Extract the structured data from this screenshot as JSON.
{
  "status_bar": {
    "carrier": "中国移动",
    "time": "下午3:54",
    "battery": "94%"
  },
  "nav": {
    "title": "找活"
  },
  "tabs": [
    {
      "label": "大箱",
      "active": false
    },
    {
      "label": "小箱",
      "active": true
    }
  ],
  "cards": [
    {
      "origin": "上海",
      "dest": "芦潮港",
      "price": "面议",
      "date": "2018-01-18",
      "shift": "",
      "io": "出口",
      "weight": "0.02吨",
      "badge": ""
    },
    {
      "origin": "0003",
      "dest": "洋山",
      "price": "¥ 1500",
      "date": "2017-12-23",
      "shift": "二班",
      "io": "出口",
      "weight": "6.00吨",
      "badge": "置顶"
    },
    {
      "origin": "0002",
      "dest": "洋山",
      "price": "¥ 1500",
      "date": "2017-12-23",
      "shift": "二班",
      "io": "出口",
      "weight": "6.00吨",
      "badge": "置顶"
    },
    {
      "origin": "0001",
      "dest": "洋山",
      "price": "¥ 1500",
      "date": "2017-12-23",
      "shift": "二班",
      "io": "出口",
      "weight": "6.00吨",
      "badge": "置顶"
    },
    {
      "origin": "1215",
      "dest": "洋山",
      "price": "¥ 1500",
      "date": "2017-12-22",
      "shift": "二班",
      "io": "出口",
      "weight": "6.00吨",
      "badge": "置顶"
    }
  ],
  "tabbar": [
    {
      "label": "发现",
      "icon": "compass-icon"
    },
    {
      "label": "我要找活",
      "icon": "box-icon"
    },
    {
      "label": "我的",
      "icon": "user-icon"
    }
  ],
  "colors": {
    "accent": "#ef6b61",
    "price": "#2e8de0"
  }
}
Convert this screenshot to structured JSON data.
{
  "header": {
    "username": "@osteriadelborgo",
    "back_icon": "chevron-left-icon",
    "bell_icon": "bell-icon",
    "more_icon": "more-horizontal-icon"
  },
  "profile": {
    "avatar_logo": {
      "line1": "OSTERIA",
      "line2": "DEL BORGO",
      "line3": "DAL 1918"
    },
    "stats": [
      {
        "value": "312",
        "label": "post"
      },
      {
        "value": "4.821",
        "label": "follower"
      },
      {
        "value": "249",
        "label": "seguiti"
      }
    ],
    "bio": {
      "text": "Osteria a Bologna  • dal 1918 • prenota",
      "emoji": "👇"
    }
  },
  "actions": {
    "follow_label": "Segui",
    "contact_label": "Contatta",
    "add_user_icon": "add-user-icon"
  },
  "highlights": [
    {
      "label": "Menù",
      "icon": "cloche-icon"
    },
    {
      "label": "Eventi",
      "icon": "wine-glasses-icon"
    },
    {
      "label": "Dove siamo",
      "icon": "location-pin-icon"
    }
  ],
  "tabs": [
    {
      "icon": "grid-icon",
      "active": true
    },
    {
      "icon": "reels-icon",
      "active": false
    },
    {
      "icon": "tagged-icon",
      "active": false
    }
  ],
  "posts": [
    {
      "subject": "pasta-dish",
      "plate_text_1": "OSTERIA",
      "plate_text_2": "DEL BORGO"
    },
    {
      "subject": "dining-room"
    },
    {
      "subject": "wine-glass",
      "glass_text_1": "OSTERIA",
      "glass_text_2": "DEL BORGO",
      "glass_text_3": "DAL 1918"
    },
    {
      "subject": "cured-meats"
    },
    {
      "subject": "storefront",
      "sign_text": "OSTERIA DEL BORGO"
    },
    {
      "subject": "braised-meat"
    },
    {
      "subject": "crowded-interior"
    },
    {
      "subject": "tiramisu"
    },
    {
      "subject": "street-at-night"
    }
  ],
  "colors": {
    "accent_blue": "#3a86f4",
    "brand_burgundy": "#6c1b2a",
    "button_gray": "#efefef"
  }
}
☆ ☆ ☆ ☆ ☆
Every record above must be duplicated exactly.

Extract the structured data from this screenshot as JSON.
{
  "status_bar": {
    "carrier": "中国移动",
    "time": "下午3:54",
    "battery": "94%"
  },
  "nav": {
    "title": "找活"
  },
  "tabs": [
    {
      "label": "大箱",
      "active": false
    },
    {
      "label": "小箱",
      "active": true
    }
  ],
  "cards": [
    {
      "origin": "上海",
      "dest": "芦潮港",
      "price": "面议",
      "date": "2018-01-18",
      "shift": "",
      "io": "出口",
      "weight": "0.02吨",
      "badge": ""
    },
    {
      "origin": "0003",
      "dest": "洋山",
      "price": "¥ 1500",
      "date": "2017-12-23",
      "shift": "二班",
      "io": "出口",
      "weight": "6.00吨",
      "badge": "置顶"
    },
    {
      "origin": "0002",
      "dest": "洋山",
      "price": "¥ 1500",
      "date": "2017-12-23",
      "shift": "二班",
      "io": "出口",
      "weight": "6.00吨",
      "badge": "置顶"
    },
    {
      "origin": "0001",
      "dest": "洋山",
      "price": "¥ 1500",
      "date": "2017-12-23",
      "shift": "二班",
      "io": "出口",
      "weight": "6.00吨",
      "badge": "置顶"
    },
    {
      "origin": "1215",
      "dest": "洋山",
      "price": "¥ 1500",
      "date": "2017-12-22",
      "shift": "二班",
      "io": "出口",
      "weight": "6.00吨",
      "badge": "置顶"
    }
  ],
  "tabbar": [
    {
      "label": "发现",
      "icon": "compass-icon"
    },
    {
      "label": "我要找活",
      "icon": "box-icon"
    },
    {
      "label": "我的",
      "icon": "user-icon"
    }
  ],
  "colors": {
    "accent": "#ef6b61",
    "price": "#2e8de0"
  }
}
Convert this screenshot to structured JSON data.
{
  "header": {
    "username": "@osteriadelborgo",
    "back_icon": "chevron-left-icon",
    "bell_icon": "bell-icon",
    "more_icon": "more-horizontal-icon"
  },
  "profile": {
    "avatar_logo": {
      "line1": "OSTERIA",
      "line2": "DEL BORGO",
      "line3": "DAL 1918"
    },
    "stats": [
      {
        "value": "312",
        "label": "post"
      },
      {
        "value": "4.821",
        "label": "follower"
      },
      {
        "value": "249",
        "label": "seguiti"
      }
    ],
    "bio": {
      "text": "Osteria a Bologna  • dal 1918 • prenota",
      "emoji": "👇"
    }
  },
  "actions": {
    "follow_label": "Segui",
    "contact_label": "Contatta",
    "add_user_icon": "add-user-icon"
  },
  "highlights": [
    {
      "label": "Menù",
      "icon": "cloche-icon"
    },
    {
      "label": "Eventi",
      "icon": "wine-glasses-icon"
    },
    {
      "label": "Dove siamo",
      "icon": "location-pin-icon"
    }
  ],
  "tabs": [
    {
      "icon": "grid-icon",
      "active": true
    },
    {
      "icon": "reels-icon",
      "active": false
    },
    {
      "icon": "tagged-icon",
      "active": false
    }
  ],
  "posts": [
    {
      "subject": "pasta-dish",
      "plate_text_1": "OSTERIA",
      "plate_text_2": "DEL BORGO"
    },
    {
      "subject": "dining-room"
    },
    {
      "subject": "wine-glass",
      "glass_text_1": "OSTERIA",
      "glass_text_2": "DEL BORGO",
      "glass_text_3": "DAL 1918"
    },
    {
      "subject": "cured-meats"
    },
    {
      "subject": "storefront",
      "sign_text": "OSTERIA DEL BORGO"
    },
    {
      "subject": "braised-meat"
    },
    {
      "subject": "crowded-interior"
    },
    {
      "subject": "tiramisu"
    },
    {
      "subject": "street-at-night"
    }
  ],
  "colors": {
    "accent_blue": "#3a86f4",
    "brand_burgundy": "#6c1b2a",
    "button_gray": "#efefef"
  }
}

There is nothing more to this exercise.